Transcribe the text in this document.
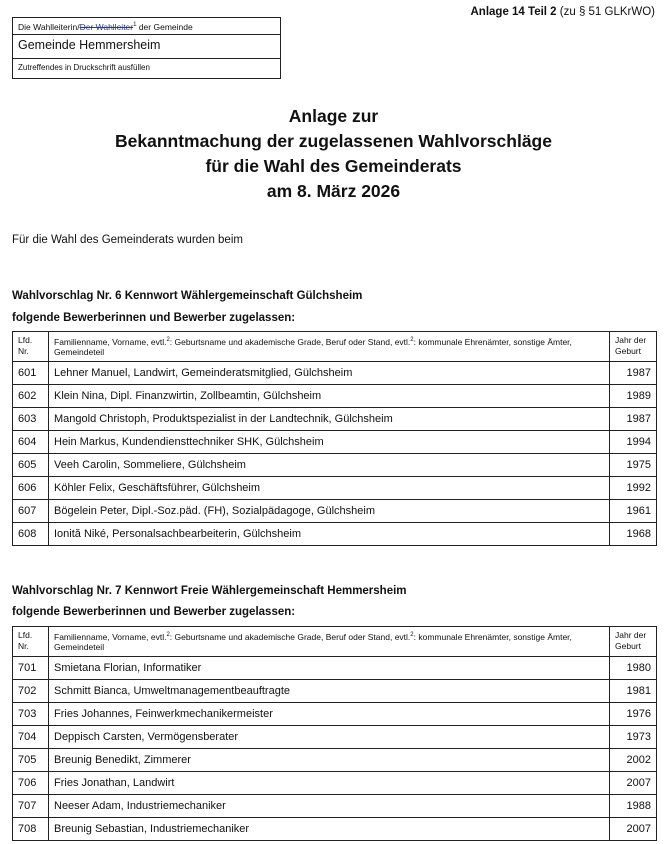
Anlage 14 Teil 2 (zu § 51 GLKrWO)
Die Wahlleiterin/Der Wahlleiter$^1$ der Gemeinde
Gemeinde Hemmersheim
Zutreffendes in Druckschrift ausfüllen
Anlage zur
Bekanntmachung der zugelassenen Wahlvorschläge
für die Wahl des Gemeinderats
am 8. März 2026
Für die Wahl des Gemeinderats wurden beim
Wahlvorschlag Nr. 6 Kennwort Wählergemeinschaft Gülchsheim
folgende Bewerberinnen und Bewerber zugelassen:
Lfd. Nr.	Familienname, Vorname, evtl.$^2$: Geburtsname und akademische Grade, Beruf oder Stand, evtl.$^2$: kommunale Ehrenämter, sonstige Ämter, Gemeindeteil	Jahr der Geburt
601	Lehner Manuel, Landwirt, Gemeinderatsmitglied, Gülchsheim	1987
602	Klein Nina, Dipl. Finanzwirtin, Zollbeamtin, Gülchsheim	1989
603	Mangold Christoph, Produktspezialist in der Landtechnik, Gülchsheim	1987
604	Hein Markus, Kundendiensttechniker SHK, Gülchsheim	1994
605	Veeh Carolin, Sommeliere, Gülchsheim	1975
606	Köhler Felix, Geschäftsführer, Gülchsheim	1992
607	Bögelein Peter, Dipl.-Soz.päd. (FH), Sozialpädagoge, Gülchsheim	1961
608	Ionită Niké, Personalsachbearbeiterin, Gülchsheim	1968
Wahlvorschlag Nr. 7 Kennwort Freie Wählergemeinschaft Hemmersheim
folgende Bewerberinnen und Bewerber zugelassen:
Lfd. Nr.	Familienname, Vorname, evtl.$^2$: Geburtsname und akademische Grade, Beruf oder Stand, evtl.$^2$: kommunale Ehrenämter, sonstige Ämter, Gemeindeteil	Jahr der Geburt
701	Smietana Florian, Informatiker	1980
702	Schmitt Bianca, Umweltmanagementbeauftragte	1981
703	Fries Johannes, Feinwerkmechanikermeister	1976
704	Deppisch Carsten, Vermögensberater	1973
705	Breunig Benedikt, Zimmerer	2002
706	Fries Jonathan, Landwirt	2007
707	Neeser Adam, Industriemechaniker	1988
708	Breunig Sebastian, Industriemechaniker	2007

● ● ● ●

> _DESCRIPTION OF THE TASK_: Transcribe every entry word for word, but omit the pictures.

> _ANSWER TO THIS TASK_:
Transcribe the text in this document.
Anlage 14 Teil 2 (zu § 51 GLKrWO)
Die Wahlleiterin/Der Wahlleiter$^1$ der Gemeinde
Gemeinde Hemmersheim
Zutreffendes in Druckschrift ausfüllen
Anlage zur
Bekanntmachung der zugelassenen Wahlvorschläge
für die Wahl des Gemeinderats
am 8. März 2026
Für die Wahl des Gemeinderats wurden beim
Wahlvorschlag Nr. 6 Kennwort Wählergemeinschaft Gülchsheim
folgende Bewerberinnen und Bewerber zugelassen:
Lfd. Nr.	Familienname, Vorname, evtl.$^2$: Geburtsname und akademische Grade, Beruf oder Stand, evtl.$^2$: kommunale Ehrenämter, sonstige Ämter, Gemeindeteil	Jahr der Geburt
601	Lehner Manuel, Landwirt, Gemeinderatsmitglied, Gülchsheim	1987
602	Klein Nina, Dipl. Finanzwirtin, Zollbeamtin, Gülchsheim	1989
603	Mangold Christoph, Produktspezialist in der Landtechnik, Gülchsheim	1987
604	Hein Markus, Kundendiensttechniker SHK, Gülchsheim	1994
605	Veeh Carolin, Sommeliere, Gülchsheim	1975
606	Köhler Felix, Geschäftsführer, Gülchsheim	1992
607	Bögelein Peter, Dipl.-Soz.päd. (FH), Sozialpädagoge, Gülchsheim	1961
608	Ionită Niké, Personalsachbearbeiterin, Gülchsheim	1968
Wahlvorschlag Nr. 7 Kennwort Freie Wählergemeinschaft Hemmersheim
folgende Bewerberinnen und Bewerber zugelassen:
Lfd. Nr.	Familienname, Vorname, evtl.$^2$: Geburtsname und akademische Grade, Beruf oder Stand, evtl.$^2$: kommunale Ehrenämter, sonstige Ämter, Gemeindeteil	Jahr der Geburt
701	Smietana Florian, Informatiker	1980
702	Schmitt Bianca, Umweltmanagementbeauftragte	1981
703	Fries Johannes, Feinwerkmechanikermeister	1976
704	Deppisch Carsten, Vermögensberater	1973
705	Breunig Benedikt, Zimmerer	2002
706	Fries Jonathan, Landwirt	2007
707	Neeser Adam, Industriemechaniker	1988
708	Breunig Sebastian, Industriemechaniker	2007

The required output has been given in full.